- Goal of the exercise
Images are not part of the copy; transcribe all the data exactly.

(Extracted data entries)
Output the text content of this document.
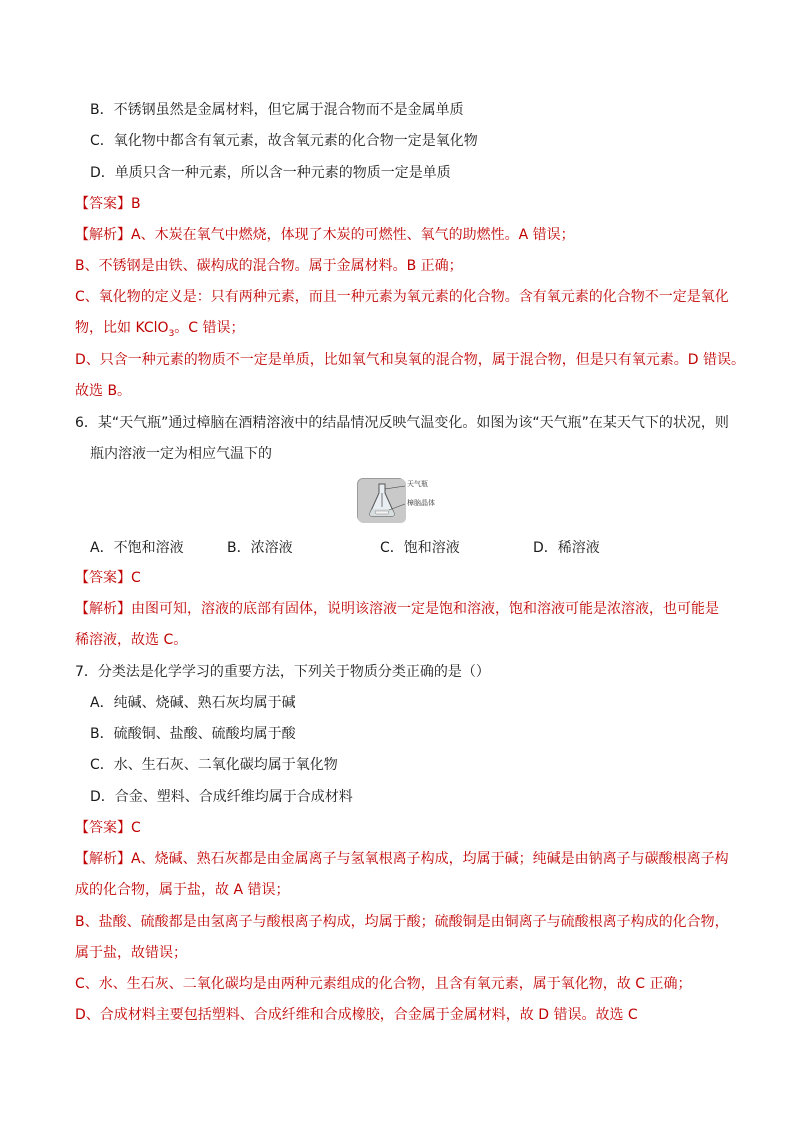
B．不锈钢虽然是金属材料，但它属于混合物而不是金属单质
C．氧化物中都含有氧元素，故含氧元素的化合物一定是氧化物
D．单质只含一种元素，所以含一种元素的物质一定是单质
【答案】B
【解析】A、木炭在氧气中燃烧，体现了木炭的可燃性、氧气的助燃性。A 错误；
B、不锈钢是由铁、碳构成的混合物。属于金属材料。B 正确；
C、氧化物的定义是：只有两种元素，而且一种元素为氧元素的化合物。含有氧元素的化合物不一定是氧化
物，比如 KClO$_3$。C 错误；
D、只含一种元素的物质不一定是单质，比如氧气和臭氧的混合物，属于混合物，但是只有氧元素。D 错误。
故选 B。
6．某“天气瓶”通过樟脑在酒精溶液中的结晶情况反映气温变化。如图为该“天气瓶”在某天气下的状况，则
瓶内溶液一定为相应气温下的
天气瓶
樟脑晶体
A．不饱和溶液	B．浓溶液	C．饱和溶液	D．稀溶液
【答案】C
【解析】由图可知，溶液的底部有固体，说明该溶液一定是饱和溶液，饱和溶液可能是浓溶液，也可能是
稀溶液，故选 C。
7．分类法是化学学习的重要方法，下列关于物质分类正确的是（）
A．纯碱、烧碱、熟石灰均属于碱
B．硫酸铜、盐酸、硫酸均属于酸
C．水、生石灰、二氧化碳均属于氧化物
D．合金、塑料、合成纤维均属于合成材料
【答案】C
【解析】A、烧碱、熟石灰都是由金属离子与氢氧根离子构成，均属于碱；纯碱是由钠离子与碳酸根离子构
成的化合物，属于盐，故 A 错误；
B、盐酸、硫酸都是由氢离子与酸根离子构成，均属于酸；硫酸铜是由铜离子与硫酸根离子构成的化合物，
属于盐，故错误；
C、水、生石灰、二氧化碳均是由两种元素组成的化合物，且含有氧元素，属于氧化物，故 C 正确；
D、合成材料主要包括塑料、合成纤维和合成橡胶，合金属于金属材料，故 D 错误。故选 C
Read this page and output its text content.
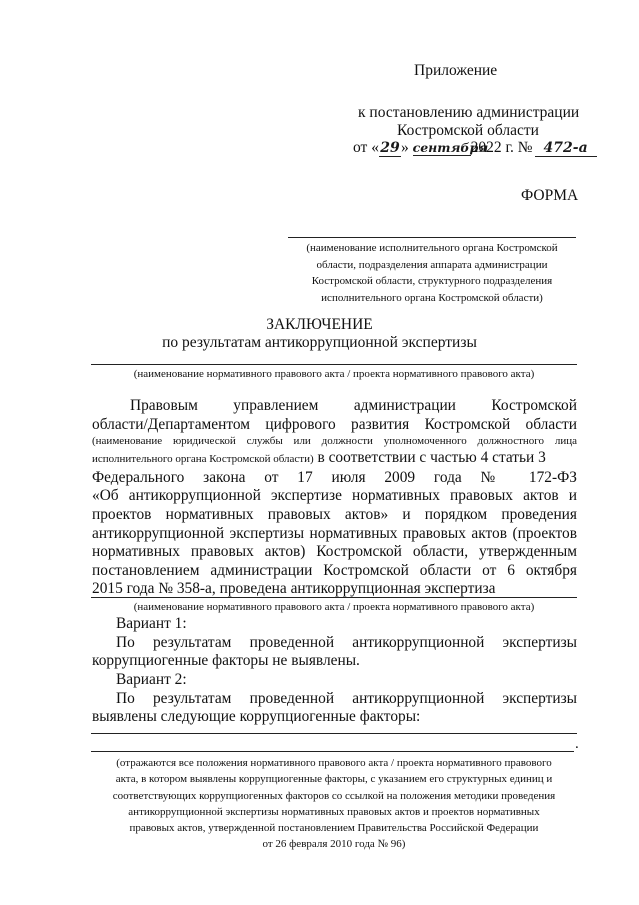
Приложение
к постановлению администрации
Костромской области
от «29» сентября2022 г. № 472-а
ФОРМА
(наименование исполнительного органа Костромской
области, подразделения аппарата администрации
Костромской области, структурного подразделения
исполнительного органа Костромской области)
ЗАКЛЮЧЕНИЕ
по результатам антикоррупционной экспертизы
(наименование нормативного правового акта / проекта нормативного правового акта)
Правовым управлением администрации Костромской
области/Департаментом цифрового развития Костромской области
(наименование юридической службы или должности уполномоченного должностного лица
исполнительного органа Костромской области) в соответствии с частью 4 статьи 3
Федерального закона от 17 июля 2009 года № 172-ФЗ
«Об антикоррупционной экспертизе нормативных правовых актов и
проектов нормативных правовых актов» и порядком проведения
антикоррупционной экспертизы нормативных правовых актов (проектов
нормативных правовых актов) Костромской области, утвержденным
постановлением администрации Костромской области от 6 октября
2015 года № 358-а, проведена антикоррупционная экспертиза
(наименование нормативного правового акта / проекта нормативного правового акта)
Вариант 1:
По результатам проведенной антикоррупционной экспертизы
коррупциогенные факторы не выявлены.
Вариант 2:
По результатам проведенной антикоррупционной экспертизы
выявлены следующие коррупциогенные факторы:
.
(отражаются все положения нормативного правового акта / проекта нормативного правового
акта, в котором выявлены коррупциогенные факторы, с указанием его структурных единиц и
соответствующих коррупциогенных факторов со ссылкой на положения методики проведения
антикоррупционной экспертизы нормативных правовых актов и проектов нормативных
правовых актов, утвержденной постановлением Правительства Российской Федерации
от 26 февраля 2010 года № 96)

- Solved problem
Output the text content of this document.
B．不锈钢虽然是金属材料，但它属于混合物而不是金属单质
C．氧化物中都含有氧元素，故含氧元素的化合物一定是氧化物
D．单质只含一种元素，所以含一种元素的物质一定是单质
【答案】B
【解析】A、木炭在氧气中燃烧，体现了木炭的可燃性、氧气的助燃性。A 错误；
B、不锈钢是由铁、碳构成的混合物。属于金属材料。B 正确；
C、氧化物的定义是：只有两种元素，而且一种元素为氧元素的化合物。含有氧元素的化合物不一定是氧化
物，比如 KClO$_3$。C 错误；
D、只含一种元素的物质不一定是单质，比如氧气和臭氧的混合物，属于混合物，但是只有氧元素。D 错误。
故选 B。
6．某“天气瓶”通过樟脑在酒精溶液中的结晶情况反映气温变化。如图为该“天气瓶”在某天气下的状况，则
瓶内溶液一定为相应气温下的
天气瓶
樟脑晶体
A．不饱和溶液	B．浓溶液	C．饱和溶液	D．稀溶液
【答案】C
【解析】由图可知，溶液的底部有固体，说明该溶液一定是饱和溶液，饱和溶液可能是浓溶液，也可能是
稀溶液，故选 C。
7．分类法是化学学习的重要方法，下列关于物质分类正确的是（）
A．纯碱、烧碱、熟石灰均属于碱
B．硫酸铜、盐酸、硫酸均属于酸
C．水、生石灰、二氧化碳均属于氧化物
D．合金、塑料、合成纤维均属于合成材料
【答案】C
【解析】A、烧碱、熟石灰都是由金属离子与氢氧根离子构成，均属于碱；纯碱是由钠离子与碳酸根离子构
成的化合物，属于盐，故 A 错误；
B、盐酸、硫酸都是由氢离子与酸根离子构成，均属于酸；硫酸铜是由铜离子与硫酸根离子构成的化合物，
属于盐，故错误；
C、水、生石灰、二氧化碳均是由两种元素组成的化合物，且含有氧元素，属于氧化物，故 C 正确；
D、合成材料主要包括塑料、合成纤维和合成橡胶，合金属于金属材料，故 D 错误。故选 C
Read this page and output its text content.
Приложение
к постановлению администрации
Костромской области
от «29» сентября2022 г. № 472-а
ФОРМА
(наименование исполнительного органа Костромской
области, подразделения аппарата администрации
Костромской области, структурного подразделения
исполнительного органа Костромской области)
ЗАКЛЮЧЕНИЕ
по результатам антикоррупционной экспертизы
(наименование нормативного правового акта / проекта нормативного правового акта)
Правовым управлением администрации Костромской
области/Департаментом цифрового развития Костромской области
(наименование юридической службы или должности уполномоченного должностного лица
исполнительного органа Костромской области) в соответствии с частью 4 статьи 3
Федерального закона от 17 июля 2009 года № 172-ФЗ
«Об антикоррупционной экспертизе нормативных правовых актов и
проектов нормативных правовых актов» и порядком проведения
антикоррупционной экспертизы нормативных правовых актов (проектов
нормативных правовых актов) Костромской области, утвержденным
постановлением администрации Костромской области от 6 октября
2015 года № 358-а, проведена антикоррупционная экспертиза
(наименование нормативного правового акта / проекта нормативного правового акта)
Вариант 1:
По результатам проведенной антикоррупционной экспертизы
коррупциогенные факторы не выявлены.
Вариант 2:
По результатам проведенной антикоррупционной экспертизы
выявлены следующие коррупциогенные факторы:
.
(отражаются все положения нормативного правового акта / проекта нормативного правового
акта, в котором выявлены коррупциогенные факторы, с указанием его структурных единиц и
соответствующих коррупциогенных факторов со ссылкой на положения методики проведения
антикоррупционной экспертизы нормативных правовых актов и проектов нормативных
правовых актов, утвержденной постановлением Правительства Российской Федерации
от 26 февраля 2010 года № 96)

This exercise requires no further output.